SHORT EXERCISE:
Identify every line containing the word "memory" and reproduce each one.

Extracted records
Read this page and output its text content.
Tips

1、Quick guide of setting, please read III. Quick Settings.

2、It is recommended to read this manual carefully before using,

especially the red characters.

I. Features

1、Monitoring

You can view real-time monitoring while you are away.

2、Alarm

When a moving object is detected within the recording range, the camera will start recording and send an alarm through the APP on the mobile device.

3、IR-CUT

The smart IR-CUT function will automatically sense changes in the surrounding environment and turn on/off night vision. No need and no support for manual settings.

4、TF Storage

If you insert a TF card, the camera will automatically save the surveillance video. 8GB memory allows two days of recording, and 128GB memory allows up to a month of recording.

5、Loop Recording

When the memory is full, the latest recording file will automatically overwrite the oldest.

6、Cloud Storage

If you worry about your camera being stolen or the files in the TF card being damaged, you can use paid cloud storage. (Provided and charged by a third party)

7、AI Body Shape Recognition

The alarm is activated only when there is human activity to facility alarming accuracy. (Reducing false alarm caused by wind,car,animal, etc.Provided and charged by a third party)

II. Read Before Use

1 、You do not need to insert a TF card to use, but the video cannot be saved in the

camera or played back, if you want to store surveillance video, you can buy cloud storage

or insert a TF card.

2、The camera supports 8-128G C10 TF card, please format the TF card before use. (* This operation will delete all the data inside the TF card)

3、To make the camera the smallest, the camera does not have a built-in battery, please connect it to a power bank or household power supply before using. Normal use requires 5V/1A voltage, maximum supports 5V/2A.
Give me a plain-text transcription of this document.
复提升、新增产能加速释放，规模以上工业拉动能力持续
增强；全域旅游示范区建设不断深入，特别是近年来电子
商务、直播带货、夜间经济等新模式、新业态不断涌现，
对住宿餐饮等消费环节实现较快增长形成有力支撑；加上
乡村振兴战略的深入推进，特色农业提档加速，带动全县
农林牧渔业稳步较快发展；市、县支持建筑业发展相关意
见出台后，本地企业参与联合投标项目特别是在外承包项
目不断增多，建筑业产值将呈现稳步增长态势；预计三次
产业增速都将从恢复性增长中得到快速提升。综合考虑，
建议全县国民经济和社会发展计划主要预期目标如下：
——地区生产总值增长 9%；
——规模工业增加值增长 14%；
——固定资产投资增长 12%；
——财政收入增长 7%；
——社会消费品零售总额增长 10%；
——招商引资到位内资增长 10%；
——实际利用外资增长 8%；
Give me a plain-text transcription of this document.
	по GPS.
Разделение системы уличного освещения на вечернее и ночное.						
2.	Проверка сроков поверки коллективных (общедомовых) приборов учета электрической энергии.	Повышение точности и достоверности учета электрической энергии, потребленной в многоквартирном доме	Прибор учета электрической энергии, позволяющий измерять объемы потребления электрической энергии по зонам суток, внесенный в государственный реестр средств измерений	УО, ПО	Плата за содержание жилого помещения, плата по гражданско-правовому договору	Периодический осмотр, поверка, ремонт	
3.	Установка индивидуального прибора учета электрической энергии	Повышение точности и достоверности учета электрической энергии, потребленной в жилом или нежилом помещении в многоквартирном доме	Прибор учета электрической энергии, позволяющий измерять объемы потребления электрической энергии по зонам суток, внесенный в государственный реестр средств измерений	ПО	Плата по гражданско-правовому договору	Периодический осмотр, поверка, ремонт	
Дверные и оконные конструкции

COMPLETED EXERCISE:
If you insert a TF card, the camera will automatically save the surveillance video. 8GB memory allows two days of recording, and 128GB memory allows up to a month of recording.
When the memory is full, the latest recording file will automatically overwrite the oldest.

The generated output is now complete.